(Stored records)
□ □ □ □ □

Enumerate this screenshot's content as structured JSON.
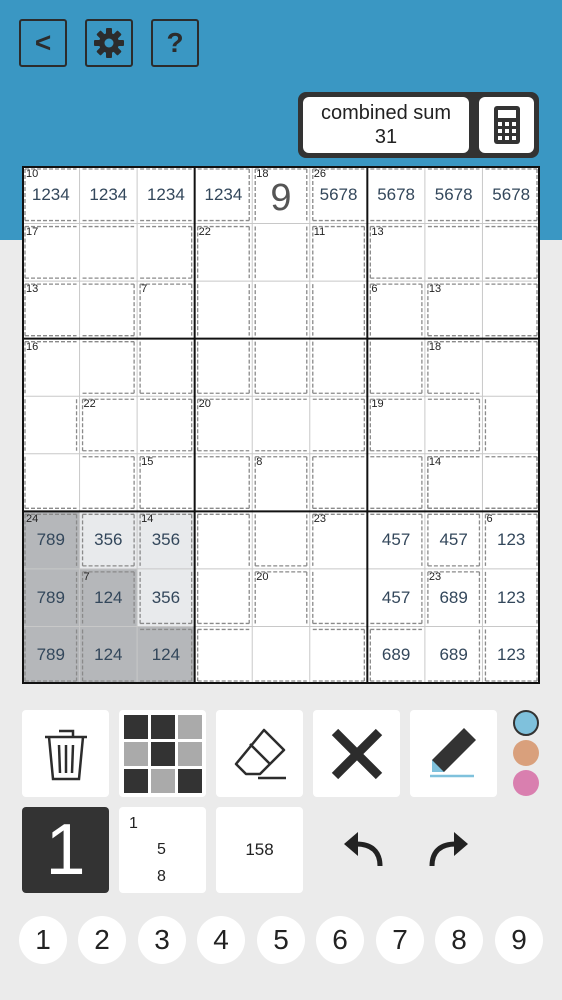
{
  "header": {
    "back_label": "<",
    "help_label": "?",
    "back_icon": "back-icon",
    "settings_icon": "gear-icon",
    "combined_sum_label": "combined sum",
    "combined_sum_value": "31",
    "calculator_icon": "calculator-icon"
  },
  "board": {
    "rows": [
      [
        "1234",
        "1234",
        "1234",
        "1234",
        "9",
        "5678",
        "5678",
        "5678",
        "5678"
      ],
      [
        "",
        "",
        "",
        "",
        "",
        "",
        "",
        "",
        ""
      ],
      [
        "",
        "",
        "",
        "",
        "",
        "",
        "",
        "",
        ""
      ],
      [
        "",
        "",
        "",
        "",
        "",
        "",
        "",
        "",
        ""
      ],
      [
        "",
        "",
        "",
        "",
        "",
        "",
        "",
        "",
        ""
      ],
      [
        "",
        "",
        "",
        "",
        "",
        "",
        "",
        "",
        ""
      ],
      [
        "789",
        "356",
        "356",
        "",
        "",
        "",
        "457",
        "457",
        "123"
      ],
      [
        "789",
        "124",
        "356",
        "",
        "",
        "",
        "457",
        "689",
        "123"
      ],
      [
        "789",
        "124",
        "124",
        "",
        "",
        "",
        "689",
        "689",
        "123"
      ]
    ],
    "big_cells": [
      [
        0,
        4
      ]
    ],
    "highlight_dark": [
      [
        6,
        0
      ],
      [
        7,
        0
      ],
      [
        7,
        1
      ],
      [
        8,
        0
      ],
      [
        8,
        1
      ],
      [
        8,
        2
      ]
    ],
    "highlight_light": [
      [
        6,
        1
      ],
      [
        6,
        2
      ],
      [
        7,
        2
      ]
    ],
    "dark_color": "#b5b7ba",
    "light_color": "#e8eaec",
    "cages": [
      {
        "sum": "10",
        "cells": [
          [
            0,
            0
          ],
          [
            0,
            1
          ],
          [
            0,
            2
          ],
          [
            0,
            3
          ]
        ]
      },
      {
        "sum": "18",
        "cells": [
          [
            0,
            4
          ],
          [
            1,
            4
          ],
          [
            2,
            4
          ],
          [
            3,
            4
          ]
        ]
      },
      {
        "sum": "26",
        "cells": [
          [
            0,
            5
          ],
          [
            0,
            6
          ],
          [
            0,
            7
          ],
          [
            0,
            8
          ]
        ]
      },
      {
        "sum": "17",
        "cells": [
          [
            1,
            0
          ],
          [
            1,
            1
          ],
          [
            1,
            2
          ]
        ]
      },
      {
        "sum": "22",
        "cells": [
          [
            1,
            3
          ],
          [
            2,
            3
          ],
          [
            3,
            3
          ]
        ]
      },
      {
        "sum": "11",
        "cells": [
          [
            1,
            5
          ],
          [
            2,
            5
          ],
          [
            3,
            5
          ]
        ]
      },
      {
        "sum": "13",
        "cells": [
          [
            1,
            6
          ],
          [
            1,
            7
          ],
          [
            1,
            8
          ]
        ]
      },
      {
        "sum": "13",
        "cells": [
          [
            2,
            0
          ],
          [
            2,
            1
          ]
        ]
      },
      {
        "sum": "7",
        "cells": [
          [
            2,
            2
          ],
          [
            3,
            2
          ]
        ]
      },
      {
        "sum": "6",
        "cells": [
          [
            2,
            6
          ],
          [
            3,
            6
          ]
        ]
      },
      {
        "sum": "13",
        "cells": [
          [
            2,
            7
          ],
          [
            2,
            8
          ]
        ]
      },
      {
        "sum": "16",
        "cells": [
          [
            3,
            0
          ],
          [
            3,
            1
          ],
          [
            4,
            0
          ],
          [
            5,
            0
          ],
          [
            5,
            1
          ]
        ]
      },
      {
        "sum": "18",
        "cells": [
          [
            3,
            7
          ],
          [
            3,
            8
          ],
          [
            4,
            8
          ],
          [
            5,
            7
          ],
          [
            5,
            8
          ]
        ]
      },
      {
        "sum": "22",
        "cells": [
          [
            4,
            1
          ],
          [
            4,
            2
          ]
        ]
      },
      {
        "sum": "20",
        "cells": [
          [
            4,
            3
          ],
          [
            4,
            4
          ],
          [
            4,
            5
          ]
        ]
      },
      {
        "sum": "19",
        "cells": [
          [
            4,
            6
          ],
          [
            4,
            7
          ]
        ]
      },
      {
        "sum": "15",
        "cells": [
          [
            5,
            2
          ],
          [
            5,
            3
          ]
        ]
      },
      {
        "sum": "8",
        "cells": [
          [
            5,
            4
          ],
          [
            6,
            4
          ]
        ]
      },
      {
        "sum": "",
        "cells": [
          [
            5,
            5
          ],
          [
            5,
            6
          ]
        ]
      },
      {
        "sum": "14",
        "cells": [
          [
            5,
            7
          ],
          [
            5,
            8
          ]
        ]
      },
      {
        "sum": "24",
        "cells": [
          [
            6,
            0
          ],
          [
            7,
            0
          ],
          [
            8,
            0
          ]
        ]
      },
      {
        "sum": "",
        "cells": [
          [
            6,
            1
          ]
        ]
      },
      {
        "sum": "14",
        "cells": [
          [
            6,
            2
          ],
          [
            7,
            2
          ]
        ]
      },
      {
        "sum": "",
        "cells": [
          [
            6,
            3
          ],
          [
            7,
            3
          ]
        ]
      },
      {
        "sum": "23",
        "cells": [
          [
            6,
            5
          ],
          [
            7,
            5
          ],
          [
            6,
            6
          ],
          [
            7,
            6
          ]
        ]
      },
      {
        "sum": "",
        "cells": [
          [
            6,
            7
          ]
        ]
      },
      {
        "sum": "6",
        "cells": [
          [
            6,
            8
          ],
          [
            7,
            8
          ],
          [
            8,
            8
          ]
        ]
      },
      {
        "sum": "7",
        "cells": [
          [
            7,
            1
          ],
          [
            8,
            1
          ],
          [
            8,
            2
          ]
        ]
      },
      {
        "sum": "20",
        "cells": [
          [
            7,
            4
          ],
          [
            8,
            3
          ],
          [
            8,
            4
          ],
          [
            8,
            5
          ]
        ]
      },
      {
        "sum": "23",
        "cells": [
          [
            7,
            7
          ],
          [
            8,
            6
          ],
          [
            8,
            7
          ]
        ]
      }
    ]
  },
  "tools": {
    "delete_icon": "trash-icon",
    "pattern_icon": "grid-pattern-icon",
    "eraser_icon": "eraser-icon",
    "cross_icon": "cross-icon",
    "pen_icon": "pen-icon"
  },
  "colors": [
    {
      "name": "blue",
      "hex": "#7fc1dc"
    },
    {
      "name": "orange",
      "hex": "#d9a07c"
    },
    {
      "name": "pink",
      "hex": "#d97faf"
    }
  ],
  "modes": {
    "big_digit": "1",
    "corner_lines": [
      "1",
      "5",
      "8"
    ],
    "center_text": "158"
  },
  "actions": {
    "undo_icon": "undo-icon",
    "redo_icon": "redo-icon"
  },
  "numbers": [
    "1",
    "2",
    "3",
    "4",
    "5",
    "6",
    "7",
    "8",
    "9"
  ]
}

□ □ □ □ □

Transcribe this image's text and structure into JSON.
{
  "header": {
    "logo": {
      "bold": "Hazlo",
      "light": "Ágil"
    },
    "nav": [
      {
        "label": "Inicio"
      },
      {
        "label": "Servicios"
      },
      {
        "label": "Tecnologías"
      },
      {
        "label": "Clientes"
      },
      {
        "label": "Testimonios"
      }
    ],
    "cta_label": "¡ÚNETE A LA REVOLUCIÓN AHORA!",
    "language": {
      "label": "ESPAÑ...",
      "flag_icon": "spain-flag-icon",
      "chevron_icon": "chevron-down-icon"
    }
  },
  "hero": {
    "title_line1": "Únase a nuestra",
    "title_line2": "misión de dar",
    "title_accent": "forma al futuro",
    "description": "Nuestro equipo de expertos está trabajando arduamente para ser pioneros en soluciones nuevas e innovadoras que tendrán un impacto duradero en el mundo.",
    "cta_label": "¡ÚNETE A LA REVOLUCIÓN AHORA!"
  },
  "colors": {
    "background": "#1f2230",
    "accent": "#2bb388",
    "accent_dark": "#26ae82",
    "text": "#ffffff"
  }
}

□ □ □ □ □

What is required | Copy out each line of the material that holds the word "icon".

Solution for this task |
    "back_icon": "back-icon",
    "settings_icon": "gear-icon",
    "calculator_icon": "calculator-icon"
    "delete_icon": "trash-icon",
    "pattern_icon": "grid-pattern-icon",
    "eraser_icon": "eraser-icon",
    "cross_icon": "cross-icon",
    "pen_icon": "pen-icon"
    "undo_icon": "undo-icon",
    "redo_icon": "redo-icon"
      "flag_icon": "spain-flag-icon",
      "chevron_icon": "chevron-down-icon"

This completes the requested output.